::: Provided passage
[sldev] LSL SVN
Argent Stonecutter
secret.argent at gmail.com
Thu Nov 1 08:30:41 PDT 2007
On 01-Nov-2007, at 09:16, Brandon Husbands wrote:
> I think interceptinmg the save button is a good idea and save it out
> and let a external SVN like tort handle it.. I am just tired of
> loosing my work :P
Yeh, modifying a few methods in the script editor itself would get
everything that the client actually needs to provide the glue for
scripts at least.
After thinking about it some more, I can see two approaches:
First: treat the file system as priority. In this model you have to
explicitly load and save files from "file->load from disk" and "file-
>save to disk", and when you click the existing save button it would
save it to a separate directory tree based on the in-world location,
as a backup only. You'd get similar snapshots if the script window is
open on a modified file when you exit SL, and possibly even snapshot
every change or periodic changes.
Second: the in-world environment is primary, when you click "Save" it
also saves to Scripts/[Avatar Name/]inventory-path/script-name.lsl,
or if it's in a prim it saves to Scripts/[Object Name/]Prim Name/
script-name.lsl, and the same safety snapshots go to the same name
with something like ".tmp" appended.
::::::
::: Excerpted records
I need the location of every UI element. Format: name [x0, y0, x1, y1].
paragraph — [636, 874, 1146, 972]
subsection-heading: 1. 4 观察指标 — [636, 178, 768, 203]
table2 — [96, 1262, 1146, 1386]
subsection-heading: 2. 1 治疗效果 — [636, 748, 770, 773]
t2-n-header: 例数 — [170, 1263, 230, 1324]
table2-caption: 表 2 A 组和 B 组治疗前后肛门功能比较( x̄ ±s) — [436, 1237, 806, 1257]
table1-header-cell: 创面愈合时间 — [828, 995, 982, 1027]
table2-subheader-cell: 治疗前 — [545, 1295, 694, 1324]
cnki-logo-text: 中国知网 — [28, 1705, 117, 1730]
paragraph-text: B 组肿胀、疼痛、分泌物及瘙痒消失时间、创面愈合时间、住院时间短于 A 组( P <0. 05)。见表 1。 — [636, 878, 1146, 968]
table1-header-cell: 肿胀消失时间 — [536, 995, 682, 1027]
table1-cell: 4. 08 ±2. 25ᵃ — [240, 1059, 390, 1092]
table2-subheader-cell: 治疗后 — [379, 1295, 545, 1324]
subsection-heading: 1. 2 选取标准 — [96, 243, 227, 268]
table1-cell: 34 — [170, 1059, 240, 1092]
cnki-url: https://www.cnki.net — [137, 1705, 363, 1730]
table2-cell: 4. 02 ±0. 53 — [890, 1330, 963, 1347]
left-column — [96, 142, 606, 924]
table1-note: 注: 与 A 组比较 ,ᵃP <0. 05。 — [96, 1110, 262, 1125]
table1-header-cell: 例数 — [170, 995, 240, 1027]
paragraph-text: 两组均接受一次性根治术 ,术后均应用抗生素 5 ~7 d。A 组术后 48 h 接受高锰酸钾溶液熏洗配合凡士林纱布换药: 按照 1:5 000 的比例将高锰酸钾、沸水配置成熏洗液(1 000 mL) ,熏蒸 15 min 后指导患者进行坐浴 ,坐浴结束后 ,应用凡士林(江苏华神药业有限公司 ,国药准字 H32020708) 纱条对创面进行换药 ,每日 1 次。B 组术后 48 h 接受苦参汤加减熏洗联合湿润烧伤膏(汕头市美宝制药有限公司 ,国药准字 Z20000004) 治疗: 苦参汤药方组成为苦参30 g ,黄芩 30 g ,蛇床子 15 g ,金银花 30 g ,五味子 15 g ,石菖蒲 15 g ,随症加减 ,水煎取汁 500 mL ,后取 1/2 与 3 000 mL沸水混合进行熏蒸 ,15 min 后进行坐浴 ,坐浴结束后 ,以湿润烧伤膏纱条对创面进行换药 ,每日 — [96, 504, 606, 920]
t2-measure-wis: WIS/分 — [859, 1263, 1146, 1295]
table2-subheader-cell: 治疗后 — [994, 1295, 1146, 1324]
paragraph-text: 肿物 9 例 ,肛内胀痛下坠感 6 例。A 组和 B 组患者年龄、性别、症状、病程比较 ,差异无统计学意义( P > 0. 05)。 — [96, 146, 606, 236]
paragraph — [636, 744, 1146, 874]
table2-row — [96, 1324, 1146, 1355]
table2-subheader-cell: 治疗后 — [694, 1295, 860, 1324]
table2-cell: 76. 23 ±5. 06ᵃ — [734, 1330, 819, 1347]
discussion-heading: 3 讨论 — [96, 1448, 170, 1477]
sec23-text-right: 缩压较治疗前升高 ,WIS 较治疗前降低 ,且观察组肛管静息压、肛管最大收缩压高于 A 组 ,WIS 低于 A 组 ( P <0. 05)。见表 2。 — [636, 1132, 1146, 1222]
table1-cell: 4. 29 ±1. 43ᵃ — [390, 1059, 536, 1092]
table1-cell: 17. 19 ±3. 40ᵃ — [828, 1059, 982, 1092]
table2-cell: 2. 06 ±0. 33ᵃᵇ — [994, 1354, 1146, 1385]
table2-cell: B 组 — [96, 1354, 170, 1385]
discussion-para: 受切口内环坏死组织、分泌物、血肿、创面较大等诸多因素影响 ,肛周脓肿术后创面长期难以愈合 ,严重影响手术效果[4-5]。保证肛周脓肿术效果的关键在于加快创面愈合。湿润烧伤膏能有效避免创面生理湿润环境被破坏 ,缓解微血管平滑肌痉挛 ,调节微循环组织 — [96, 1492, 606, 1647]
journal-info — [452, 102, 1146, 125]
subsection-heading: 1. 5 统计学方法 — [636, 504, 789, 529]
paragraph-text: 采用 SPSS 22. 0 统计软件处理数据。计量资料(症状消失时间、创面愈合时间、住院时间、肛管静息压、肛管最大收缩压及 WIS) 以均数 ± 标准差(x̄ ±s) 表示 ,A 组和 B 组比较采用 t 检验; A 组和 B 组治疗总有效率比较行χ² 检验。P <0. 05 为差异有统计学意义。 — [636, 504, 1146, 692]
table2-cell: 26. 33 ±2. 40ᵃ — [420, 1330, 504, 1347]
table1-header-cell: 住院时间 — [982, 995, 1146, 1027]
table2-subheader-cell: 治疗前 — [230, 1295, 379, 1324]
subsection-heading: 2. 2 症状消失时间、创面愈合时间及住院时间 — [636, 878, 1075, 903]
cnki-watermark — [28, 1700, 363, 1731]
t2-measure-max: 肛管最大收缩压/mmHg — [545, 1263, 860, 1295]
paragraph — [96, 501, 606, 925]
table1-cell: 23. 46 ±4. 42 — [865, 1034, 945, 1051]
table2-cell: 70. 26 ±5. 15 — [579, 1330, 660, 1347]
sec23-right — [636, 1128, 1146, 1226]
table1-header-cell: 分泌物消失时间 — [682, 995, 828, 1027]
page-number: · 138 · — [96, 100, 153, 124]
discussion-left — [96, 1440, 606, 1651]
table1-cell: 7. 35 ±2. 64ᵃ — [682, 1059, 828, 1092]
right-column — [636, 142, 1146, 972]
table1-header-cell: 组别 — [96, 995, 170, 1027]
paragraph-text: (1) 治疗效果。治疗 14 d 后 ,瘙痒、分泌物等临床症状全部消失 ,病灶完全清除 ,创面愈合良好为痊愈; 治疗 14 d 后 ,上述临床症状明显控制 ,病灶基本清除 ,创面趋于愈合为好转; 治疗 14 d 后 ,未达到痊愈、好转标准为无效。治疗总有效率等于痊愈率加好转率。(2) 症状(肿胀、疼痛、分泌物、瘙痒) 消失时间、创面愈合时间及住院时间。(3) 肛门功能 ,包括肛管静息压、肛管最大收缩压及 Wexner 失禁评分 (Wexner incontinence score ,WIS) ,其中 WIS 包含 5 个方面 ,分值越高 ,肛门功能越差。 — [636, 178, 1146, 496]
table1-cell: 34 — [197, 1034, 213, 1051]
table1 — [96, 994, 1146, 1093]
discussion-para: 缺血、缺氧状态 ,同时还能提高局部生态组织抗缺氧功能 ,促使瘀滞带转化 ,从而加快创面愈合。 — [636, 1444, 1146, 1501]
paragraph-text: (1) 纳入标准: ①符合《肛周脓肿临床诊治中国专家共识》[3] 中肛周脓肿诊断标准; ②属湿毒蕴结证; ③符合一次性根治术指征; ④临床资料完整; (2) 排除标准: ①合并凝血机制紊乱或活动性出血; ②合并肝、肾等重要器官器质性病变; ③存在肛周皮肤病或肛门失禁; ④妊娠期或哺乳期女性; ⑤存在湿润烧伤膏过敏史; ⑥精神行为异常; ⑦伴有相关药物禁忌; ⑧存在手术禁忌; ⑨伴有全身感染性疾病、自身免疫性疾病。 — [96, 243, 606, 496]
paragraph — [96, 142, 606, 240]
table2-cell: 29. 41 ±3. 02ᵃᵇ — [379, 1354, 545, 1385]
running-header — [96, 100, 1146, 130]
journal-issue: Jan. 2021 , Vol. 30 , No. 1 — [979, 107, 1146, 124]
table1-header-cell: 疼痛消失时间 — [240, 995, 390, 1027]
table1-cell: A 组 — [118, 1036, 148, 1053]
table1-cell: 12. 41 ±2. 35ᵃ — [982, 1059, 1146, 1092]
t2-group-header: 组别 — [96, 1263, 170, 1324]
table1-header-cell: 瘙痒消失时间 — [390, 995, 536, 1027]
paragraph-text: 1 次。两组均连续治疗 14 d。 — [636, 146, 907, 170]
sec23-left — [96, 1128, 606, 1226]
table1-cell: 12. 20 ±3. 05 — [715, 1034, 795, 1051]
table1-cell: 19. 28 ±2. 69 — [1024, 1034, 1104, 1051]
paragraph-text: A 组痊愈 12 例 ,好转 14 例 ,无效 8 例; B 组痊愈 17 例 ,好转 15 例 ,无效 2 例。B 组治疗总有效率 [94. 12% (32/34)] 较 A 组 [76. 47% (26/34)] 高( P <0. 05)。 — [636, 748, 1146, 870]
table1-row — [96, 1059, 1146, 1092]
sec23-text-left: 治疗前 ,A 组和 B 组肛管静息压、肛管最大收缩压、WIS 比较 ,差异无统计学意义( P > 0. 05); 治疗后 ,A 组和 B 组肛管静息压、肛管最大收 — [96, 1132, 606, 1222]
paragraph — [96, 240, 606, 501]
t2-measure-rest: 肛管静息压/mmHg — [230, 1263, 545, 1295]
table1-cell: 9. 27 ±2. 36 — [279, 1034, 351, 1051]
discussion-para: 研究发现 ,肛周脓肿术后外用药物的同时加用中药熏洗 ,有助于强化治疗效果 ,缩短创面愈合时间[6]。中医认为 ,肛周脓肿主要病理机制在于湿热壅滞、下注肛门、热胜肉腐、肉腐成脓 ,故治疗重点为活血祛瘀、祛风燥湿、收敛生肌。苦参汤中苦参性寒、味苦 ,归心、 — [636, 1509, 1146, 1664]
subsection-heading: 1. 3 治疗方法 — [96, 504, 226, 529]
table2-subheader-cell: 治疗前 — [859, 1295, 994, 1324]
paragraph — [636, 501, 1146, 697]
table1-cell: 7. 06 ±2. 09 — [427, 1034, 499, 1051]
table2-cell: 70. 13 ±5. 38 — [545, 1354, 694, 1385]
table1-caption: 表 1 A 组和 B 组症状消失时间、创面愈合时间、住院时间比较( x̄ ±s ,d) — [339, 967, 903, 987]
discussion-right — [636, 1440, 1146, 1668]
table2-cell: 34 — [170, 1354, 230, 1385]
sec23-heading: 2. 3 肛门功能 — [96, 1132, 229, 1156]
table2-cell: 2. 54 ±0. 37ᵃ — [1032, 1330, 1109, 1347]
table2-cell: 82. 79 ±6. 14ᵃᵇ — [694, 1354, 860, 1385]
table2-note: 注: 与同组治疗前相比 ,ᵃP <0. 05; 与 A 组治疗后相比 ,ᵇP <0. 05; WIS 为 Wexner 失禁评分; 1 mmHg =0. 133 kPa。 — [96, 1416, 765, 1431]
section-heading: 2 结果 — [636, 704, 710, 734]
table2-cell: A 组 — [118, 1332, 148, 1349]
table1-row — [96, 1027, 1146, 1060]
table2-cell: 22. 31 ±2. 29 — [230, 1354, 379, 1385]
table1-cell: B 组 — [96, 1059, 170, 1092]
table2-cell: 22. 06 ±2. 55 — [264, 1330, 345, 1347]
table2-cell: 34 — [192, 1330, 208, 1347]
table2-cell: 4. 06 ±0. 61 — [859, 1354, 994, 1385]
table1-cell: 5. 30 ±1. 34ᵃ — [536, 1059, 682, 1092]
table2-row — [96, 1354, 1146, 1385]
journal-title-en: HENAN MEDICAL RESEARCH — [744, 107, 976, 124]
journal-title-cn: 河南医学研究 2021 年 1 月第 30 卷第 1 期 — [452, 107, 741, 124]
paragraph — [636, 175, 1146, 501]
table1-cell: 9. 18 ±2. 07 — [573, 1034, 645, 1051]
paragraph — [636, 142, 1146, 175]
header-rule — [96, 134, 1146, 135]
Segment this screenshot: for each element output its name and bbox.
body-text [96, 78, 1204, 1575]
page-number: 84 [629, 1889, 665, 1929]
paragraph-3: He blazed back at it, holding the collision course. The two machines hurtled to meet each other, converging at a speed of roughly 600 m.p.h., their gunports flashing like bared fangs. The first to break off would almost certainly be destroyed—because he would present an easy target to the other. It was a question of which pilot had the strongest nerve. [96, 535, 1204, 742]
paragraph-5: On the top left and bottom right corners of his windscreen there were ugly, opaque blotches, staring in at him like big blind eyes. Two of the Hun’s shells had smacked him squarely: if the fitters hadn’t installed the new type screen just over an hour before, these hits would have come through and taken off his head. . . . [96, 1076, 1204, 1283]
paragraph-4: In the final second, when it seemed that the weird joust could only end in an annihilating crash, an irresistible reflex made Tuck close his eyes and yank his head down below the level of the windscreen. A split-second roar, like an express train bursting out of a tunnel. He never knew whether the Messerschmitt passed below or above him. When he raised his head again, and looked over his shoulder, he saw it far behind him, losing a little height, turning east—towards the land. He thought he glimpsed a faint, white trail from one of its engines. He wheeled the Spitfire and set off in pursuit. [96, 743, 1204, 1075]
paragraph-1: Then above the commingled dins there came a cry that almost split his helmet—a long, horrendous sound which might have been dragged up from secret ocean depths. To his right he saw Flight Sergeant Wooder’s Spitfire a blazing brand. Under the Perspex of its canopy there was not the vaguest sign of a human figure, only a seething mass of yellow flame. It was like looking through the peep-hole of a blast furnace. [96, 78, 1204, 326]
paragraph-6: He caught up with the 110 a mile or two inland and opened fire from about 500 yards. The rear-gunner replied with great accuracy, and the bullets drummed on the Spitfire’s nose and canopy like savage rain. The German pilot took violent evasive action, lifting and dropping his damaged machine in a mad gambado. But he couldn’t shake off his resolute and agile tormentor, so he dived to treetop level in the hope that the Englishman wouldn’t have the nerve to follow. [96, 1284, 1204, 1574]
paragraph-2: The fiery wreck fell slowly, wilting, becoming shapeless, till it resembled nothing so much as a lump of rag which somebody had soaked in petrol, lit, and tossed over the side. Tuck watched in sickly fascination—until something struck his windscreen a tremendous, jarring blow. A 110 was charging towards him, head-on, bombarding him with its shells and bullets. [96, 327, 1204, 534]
::::::
# Problems to solve
1. Please repeat the post on LSL SVN between "[sldev] LSL SVN" and "scripts at least.", inclusive, swapping "glue" for "interface".
2. Answer these questions from the LSL SVN post:
(a) At what date and time was the post sent?
(b) Who wrote the quoted message?
(c) What suffix is added to the names of safety snapshots in the second approach?
3. List each component of the save path that the LSL SVN post gives for scripts from inventory in the second approach.

# Expected answers
1.
[sldev] LSL SVN
Argent Stonecutter
secret.argent at gmail.com
Thu Nov 1 08:30:41 PDT 2007
On 01-Nov-2007, at 09:16, Brandon Husbands wrote:
> I think interceptinmg the save button is a good idea and save it out
> and let a external SVN like tort handle it.. I am just tired of
> loosing my work :P
Yeh, modifying a few methods in the script editor itself would get
everything that the client actually needs to provide the interface for
scripts at least.

2.
(a) Thu Nov 1 08:30:41 PDT 2007
(b) Brandon Husbands
(c) ".tmp"

3.
Scripts/
[Avatar Name/]
inventory-path/
script-name.lsl